▸ Problem requirements: Everything from the line that holds "Transcribe this image's" through the end of the data below should be output exactly, both ends included.
+ + + + +
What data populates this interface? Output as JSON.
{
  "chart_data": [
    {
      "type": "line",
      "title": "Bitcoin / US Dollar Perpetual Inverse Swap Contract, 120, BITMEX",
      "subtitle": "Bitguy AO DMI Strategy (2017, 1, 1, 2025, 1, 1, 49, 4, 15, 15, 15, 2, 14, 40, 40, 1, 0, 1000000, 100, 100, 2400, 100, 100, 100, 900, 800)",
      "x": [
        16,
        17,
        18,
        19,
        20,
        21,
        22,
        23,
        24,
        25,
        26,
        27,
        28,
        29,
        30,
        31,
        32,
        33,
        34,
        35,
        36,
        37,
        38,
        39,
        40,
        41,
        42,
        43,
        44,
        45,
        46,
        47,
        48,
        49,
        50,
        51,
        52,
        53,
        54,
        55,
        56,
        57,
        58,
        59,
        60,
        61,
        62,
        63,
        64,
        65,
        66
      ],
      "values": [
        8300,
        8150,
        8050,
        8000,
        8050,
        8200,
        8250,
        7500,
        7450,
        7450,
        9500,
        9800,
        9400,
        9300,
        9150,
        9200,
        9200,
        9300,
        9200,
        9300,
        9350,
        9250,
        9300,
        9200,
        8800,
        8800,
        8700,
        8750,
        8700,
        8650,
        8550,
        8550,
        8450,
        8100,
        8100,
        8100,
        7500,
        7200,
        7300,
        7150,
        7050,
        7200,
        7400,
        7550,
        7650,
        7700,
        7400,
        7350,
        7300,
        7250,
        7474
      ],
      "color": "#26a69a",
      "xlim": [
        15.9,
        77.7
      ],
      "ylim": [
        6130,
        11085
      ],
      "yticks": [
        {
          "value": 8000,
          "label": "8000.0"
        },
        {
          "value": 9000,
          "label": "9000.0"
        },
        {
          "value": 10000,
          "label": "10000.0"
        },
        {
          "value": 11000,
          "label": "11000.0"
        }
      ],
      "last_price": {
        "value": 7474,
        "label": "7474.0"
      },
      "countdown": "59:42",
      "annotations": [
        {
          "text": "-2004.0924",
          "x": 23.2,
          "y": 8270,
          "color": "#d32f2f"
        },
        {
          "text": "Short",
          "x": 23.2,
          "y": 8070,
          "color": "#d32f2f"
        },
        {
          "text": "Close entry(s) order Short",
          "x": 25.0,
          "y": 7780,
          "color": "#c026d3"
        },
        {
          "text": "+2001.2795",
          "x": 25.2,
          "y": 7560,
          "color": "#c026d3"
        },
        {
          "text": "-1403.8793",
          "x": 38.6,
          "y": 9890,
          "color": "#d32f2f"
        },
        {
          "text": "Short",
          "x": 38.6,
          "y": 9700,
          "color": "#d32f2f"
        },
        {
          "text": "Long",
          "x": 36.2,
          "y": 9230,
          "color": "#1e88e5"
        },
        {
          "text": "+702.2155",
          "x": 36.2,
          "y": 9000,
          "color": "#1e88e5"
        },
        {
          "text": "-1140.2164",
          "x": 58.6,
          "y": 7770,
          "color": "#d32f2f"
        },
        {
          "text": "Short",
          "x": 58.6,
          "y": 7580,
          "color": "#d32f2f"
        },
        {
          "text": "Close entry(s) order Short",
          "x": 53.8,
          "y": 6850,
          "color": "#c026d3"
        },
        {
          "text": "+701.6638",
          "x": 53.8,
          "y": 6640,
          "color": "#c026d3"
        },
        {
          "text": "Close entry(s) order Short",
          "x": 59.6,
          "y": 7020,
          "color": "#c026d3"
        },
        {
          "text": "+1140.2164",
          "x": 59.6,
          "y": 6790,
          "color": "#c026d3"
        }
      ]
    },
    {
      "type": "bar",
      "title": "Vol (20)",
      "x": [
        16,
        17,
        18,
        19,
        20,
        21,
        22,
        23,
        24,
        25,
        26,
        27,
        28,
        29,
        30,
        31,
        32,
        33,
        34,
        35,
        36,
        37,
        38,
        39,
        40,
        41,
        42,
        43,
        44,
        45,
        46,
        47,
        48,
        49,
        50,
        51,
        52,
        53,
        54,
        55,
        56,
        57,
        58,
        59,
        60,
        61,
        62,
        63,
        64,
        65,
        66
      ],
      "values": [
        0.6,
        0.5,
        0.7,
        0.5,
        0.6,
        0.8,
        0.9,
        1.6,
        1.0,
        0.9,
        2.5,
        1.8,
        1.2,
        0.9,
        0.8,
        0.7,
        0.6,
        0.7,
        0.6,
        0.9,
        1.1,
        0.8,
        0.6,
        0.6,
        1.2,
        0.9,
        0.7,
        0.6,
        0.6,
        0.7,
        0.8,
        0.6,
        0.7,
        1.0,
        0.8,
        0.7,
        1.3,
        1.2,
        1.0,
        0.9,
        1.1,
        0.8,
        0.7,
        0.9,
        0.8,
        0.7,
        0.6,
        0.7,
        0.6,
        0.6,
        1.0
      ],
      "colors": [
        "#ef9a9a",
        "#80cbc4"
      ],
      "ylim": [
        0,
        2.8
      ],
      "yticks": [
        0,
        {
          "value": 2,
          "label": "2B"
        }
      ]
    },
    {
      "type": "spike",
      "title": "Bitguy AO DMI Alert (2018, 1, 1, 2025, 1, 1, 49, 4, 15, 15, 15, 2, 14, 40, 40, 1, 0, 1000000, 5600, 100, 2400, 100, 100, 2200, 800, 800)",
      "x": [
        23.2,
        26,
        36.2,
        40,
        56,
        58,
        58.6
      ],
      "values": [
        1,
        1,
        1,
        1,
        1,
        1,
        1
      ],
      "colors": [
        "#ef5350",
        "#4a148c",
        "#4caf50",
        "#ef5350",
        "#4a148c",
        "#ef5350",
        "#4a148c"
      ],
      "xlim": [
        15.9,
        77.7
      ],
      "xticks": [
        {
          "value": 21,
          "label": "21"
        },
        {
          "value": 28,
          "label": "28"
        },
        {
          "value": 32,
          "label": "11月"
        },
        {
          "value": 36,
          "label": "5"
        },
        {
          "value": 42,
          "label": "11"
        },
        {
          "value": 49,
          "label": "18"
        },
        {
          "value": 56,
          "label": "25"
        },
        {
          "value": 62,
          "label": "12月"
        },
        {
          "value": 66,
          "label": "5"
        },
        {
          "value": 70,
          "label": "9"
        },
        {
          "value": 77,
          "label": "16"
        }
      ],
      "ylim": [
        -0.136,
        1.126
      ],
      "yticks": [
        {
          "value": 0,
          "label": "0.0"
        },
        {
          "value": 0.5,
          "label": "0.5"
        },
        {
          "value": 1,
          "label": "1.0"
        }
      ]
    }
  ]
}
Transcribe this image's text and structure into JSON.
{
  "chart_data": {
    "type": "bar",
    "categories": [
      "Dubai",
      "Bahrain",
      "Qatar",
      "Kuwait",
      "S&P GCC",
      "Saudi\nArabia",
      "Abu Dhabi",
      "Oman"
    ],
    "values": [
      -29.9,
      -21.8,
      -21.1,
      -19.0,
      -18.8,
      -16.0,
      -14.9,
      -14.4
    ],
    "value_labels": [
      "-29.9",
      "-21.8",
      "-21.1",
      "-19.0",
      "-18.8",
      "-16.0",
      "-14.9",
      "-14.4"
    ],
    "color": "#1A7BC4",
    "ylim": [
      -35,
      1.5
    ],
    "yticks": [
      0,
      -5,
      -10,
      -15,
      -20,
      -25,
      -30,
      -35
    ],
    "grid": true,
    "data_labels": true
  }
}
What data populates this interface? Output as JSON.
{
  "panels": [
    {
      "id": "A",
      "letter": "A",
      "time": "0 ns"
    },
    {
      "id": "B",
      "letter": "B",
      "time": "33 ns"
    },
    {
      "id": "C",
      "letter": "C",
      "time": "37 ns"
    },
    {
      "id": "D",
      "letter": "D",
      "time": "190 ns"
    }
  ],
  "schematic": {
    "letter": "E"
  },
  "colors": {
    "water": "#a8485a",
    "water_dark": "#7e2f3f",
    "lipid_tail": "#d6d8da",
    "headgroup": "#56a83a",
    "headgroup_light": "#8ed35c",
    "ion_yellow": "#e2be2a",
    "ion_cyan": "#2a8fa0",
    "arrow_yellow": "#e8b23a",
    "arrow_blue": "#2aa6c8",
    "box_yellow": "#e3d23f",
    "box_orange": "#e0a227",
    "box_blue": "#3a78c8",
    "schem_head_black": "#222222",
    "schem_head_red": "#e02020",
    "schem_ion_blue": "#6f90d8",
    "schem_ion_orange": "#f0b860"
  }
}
+ + + + +
▸ Expected output:
Transcribe this image's text and structure into JSON.
{
  "chart_data": {
    "type": "bar",
    "categories": [
      "Dubai",
      "Bahrain",
      "Qatar",
      "Kuwait",
      "S&P GCC",
      "Saudi\nArabia",
      "Abu Dhabi",
      "Oman"
    ],
    "values": [
      -29.9,
      -21.8,
      -21.1,
      -19.0,
      -18.8,
      -16.0,
      -14.9,
      -14.4
    ],
    "value_labels": [
      "-29.9",
      "-21.8",
      "-21.1",
      "-19.0",
      "-18.8",
      "-16.0",
      "-14.9",
      "-14.4"
    ],
    "color": "#1A7BC4",
    "ylim": [
      -35,
      1.5
    ],
    "yticks": [
      0,
      -5,
      -10,
      -15,
      -20,
      -25,
      -30,
      -35
    ],
    "grid": true,
    "data_labels": true
  }
}
What data populates this interface? Output as JSON.
{
  "panels": [
    {
      "id": "A",
      "letter": "A",
      "time": "0 ns"
    },
    {
      "id": "B",
      "letter": "B",
      "time": "33 ns"
    },
    {
      "id": "C",
      "letter": "C",
      "time": "37 ns"
    },
    {
      "id": "D",
      "letter": "D",
      "time": "190 ns"
    }
  ],
  "schematic": {
    "letter": "E"
  },
  "colors": {
    "water": "#a8485a",
    "water_dark": "#7e2f3f",
    "lipid_tail": "#d6d8da",
    "headgroup": "#56a83a",
    "headgroup_light": "#8ed35c",
    "ion_yellow": "#e2be2a",
    "ion_cyan": "#2a8fa0",
    "arrow_yellow": "#e8b23a",
    "arrow_blue": "#2aa6c8",
    "box_yellow": "#e3d23f",
    "box_orange": "#e0a227",
    "box_blue": "#3a78c8",
    "schem_head_black": "#222222",
    "schem_head_red": "#e02020",
    "schem_ion_blue": "#6f90d8",
    "schem_ion_orange": "#f0b860"
  }
}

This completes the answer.